Task description: Write out the whole listing again, exactly as given.
>> BEGIN Information provided
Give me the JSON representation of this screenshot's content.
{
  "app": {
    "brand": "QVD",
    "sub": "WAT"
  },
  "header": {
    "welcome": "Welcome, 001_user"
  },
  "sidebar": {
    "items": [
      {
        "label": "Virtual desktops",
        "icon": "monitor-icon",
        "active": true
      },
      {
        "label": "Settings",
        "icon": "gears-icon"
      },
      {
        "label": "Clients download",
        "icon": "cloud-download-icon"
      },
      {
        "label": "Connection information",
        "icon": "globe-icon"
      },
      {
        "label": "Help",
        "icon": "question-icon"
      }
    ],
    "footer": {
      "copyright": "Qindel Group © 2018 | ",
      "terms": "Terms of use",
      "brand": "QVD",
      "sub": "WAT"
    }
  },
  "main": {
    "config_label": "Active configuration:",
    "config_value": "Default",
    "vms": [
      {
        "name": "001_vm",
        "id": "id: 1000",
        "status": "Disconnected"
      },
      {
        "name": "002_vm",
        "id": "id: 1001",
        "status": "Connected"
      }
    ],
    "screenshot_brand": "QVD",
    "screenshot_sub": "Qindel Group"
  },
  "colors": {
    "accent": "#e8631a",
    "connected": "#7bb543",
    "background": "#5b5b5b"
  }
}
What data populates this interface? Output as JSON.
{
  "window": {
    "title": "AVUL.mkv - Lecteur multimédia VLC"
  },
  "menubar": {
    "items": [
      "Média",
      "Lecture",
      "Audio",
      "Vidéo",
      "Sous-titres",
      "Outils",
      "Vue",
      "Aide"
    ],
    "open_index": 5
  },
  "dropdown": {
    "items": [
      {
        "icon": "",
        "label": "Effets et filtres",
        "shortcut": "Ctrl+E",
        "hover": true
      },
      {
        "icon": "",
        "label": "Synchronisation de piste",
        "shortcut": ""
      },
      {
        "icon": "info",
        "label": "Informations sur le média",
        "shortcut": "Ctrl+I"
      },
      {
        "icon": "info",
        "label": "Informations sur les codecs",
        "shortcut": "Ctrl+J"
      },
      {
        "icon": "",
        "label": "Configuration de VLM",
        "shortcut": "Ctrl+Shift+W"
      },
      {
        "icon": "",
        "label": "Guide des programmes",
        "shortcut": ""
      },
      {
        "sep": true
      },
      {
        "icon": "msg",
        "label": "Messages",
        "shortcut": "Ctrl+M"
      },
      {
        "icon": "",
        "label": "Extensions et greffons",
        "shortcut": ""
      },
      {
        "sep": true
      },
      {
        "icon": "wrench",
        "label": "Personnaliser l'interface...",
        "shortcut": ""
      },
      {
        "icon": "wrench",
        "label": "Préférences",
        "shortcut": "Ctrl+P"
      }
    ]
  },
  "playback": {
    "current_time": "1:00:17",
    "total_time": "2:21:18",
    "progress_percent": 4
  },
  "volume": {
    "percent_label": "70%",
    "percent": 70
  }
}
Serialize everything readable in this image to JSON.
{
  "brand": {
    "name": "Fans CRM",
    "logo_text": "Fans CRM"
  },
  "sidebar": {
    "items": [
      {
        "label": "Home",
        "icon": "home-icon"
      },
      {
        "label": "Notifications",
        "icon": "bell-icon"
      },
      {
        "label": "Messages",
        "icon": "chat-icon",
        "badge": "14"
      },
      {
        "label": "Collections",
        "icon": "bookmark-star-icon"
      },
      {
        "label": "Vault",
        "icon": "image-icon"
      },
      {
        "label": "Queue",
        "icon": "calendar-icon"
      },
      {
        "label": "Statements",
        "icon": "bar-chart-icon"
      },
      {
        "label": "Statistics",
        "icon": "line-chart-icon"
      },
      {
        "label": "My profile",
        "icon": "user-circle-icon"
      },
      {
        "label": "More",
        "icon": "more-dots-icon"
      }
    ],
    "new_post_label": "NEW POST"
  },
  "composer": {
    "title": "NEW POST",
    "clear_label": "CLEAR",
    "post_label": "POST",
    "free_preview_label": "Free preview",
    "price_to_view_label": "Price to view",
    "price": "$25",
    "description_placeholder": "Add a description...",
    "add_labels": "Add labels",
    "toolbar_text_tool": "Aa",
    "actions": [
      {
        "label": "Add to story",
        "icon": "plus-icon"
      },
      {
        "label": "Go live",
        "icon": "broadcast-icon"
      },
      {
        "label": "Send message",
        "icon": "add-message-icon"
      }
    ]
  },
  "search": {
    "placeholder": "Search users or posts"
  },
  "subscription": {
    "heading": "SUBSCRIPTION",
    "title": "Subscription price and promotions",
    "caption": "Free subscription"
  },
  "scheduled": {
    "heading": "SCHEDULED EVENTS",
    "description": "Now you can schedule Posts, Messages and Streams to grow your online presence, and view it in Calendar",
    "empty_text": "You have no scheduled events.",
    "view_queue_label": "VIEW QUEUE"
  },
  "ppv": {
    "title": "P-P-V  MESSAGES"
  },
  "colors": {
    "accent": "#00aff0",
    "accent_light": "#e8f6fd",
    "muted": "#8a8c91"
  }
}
>> END Information provided
Task solution:
Give me the JSON representation of this screenshot's content.
{
  "app": {
    "brand": "QVD",
    "sub": "WAT"
  },
  "header": {
    "welcome": "Welcome, 001_user"
  },
  "sidebar": {
    "items": [
      {
        "label": "Virtual desktops",
        "icon": "monitor-icon",
        "active": true
      },
      {
        "label": "Settings",
        "icon": "gears-icon"
      },
      {
        "label": "Clients download",
        "icon": "cloud-download-icon"
      },
      {
        "label": "Connection information",
        "icon": "globe-icon"
      },
      {
        "label": "Help",
        "icon": "question-icon"
      }
    ],
    "footer": {
      "copyright": "Qindel Group © 2018 | ",
      "terms": "Terms of use",
      "brand": "QVD",
      "sub": "WAT"
    }
  },
  "main": {
    "config_label": "Active configuration:",
    "config_value": "Default",
    "vms": [
      {
        "name": "001_vm",
        "id": "id: 1000",
        "status": "Disconnected"
      },
      {
        "name": "002_vm",
        "id": "id: 1001",
        "status": "Connected"
      }
    ],
    "screenshot_brand": "QVD",
    "screenshot_sub": "Qindel Group"
  },
  "colors": {
    "accent": "#e8631a",
    "connected": "#7bb543",
    "background": "#5b5b5b"
  }
}
What data populates this interface? Output as JSON.
{
  "window": {
    "title": "AVUL.mkv - Lecteur multimédia VLC"
  },
  "menubar": {
    "items": [
      "Média",
      "Lecture",
      "Audio",
      "Vidéo",
      "Sous-titres",
      "Outils",
      "Vue",
      "Aide"
    ],
    "open_index": 5
  },
  "dropdown": {
    "items": [
      {
        "icon": "",
        "label": "Effets et filtres",
        "shortcut": "Ctrl+E",
        "hover": true
      },
      {
        "icon": "",
        "label": "Synchronisation de piste",
        "shortcut": ""
      },
      {
        "icon": "info",
        "label": "Informations sur le média",
        "shortcut": "Ctrl+I"
      },
      {
        "icon": "info",
        "label": "Informations sur les codecs",
        "shortcut": "Ctrl+J"
      },
      {
        "icon": "",
        "label": "Configuration de VLM",
        "shortcut": "Ctrl+Shift+W"
      },
      {
        "icon": "",
        "label": "Guide des programmes",
        "shortcut": ""
      },
      {
        "sep": true
      },
      {
        "icon": "msg",
        "label": "Messages",
        "shortcut": "Ctrl+M"
      },
      {
        "icon": "",
        "label": "Extensions et greffons",
        "shortcut": ""
      },
      {
        "sep": true
      },
      {
        "icon": "wrench",
        "label": "Personnaliser l'interface...",
        "shortcut": ""
      },
      {
        "icon": "wrench",
        "label": "Préférences",
        "shortcut": "Ctrl+P"
      }
    ]
  },
  "playback": {
    "current_time": "1:00:17",
    "total_time": "2:21:18",
    "progress_percent": 4
  },
  "volume": {
    "percent_label": "70%",
    "percent": 70
  }
}
Serialize everything readable in this image to JSON.
{
  "brand": {
    "name": "Fans CRM",
    "logo_text": "Fans CRM"
  },
  "sidebar": {
    "items": [
      {
        "label": "Home",
        "icon": "home-icon"
      },
      {
        "label": "Notifications",
        "icon": "bell-icon"
      },
      {
        "label": "Messages",
        "icon": "chat-icon",
        "badge": "14"
      },
      {
        "label": "Collections",
        "icon": "bookmark-star-icon"
      },
      {
        "label": "Vault",
        "icon": "image-icon"
      },
      {
        "label": "Queue",
        "icon": "calendar-icon"
      },
      {
        "label": "Statements",
        "icon": "bar-chart-icon"
      },
      {
        "label": "Statistics",
        "icon": "line-chart-icon"
      },
      {
        "label": "My profile",
        "icon": "user-circle-icon"
      },
      {
        "label": "More",
        "icon": "more-dots-icon"
      }
    ],
    "new_post_label": "NEW POST"
  },
  "composer": {
    "title": "NEW POST",
    "clear_label": "CLEAR",
    "post_label": "POST",
    "free_preview_label": "Free preview",
    "price_to_view_label": "Price to view",
    "price": "$25",
    "description_placeholder": "Add a description...",
    "add_labels": "Add labels",
    "toolbar_text_tool": "Aa",
    "actions": [
      {
        "label": "Add to story",
        "icon": "plus-icon"
      },
      {
        "label": "Go live",
        "icon": "broadcast-icon"
      },
      {
        "label": "Send message",
        "icon": "add-message-icon"
      }
    ]
  },
  "search": {
    "placeholder": "Search users or posts"
  },
  "subscription": {
    "heading": "SUBSCRIPTION",
    "title": "Subscription price and promotions",
    "caption": "Free subscription"
  },
  "scheduled": {
    "heading": "SCHEDULED EVENTS",
    "description": "Now you can schedule Posts, Messages and Streams to grow your online presence, and view it in Calendar",
    "empty_text": "You have no scheduled events.",
    "view_queue_label": "VIEW QUEUE"
  },
  "ppv": {
    "title": "P-P-V  MESSAGES"
  },
  "colors": {
    "accent": "#00aff0",
    "accent_light": "#e8f6fd",
    "muted": "#8a8c91"
  }
}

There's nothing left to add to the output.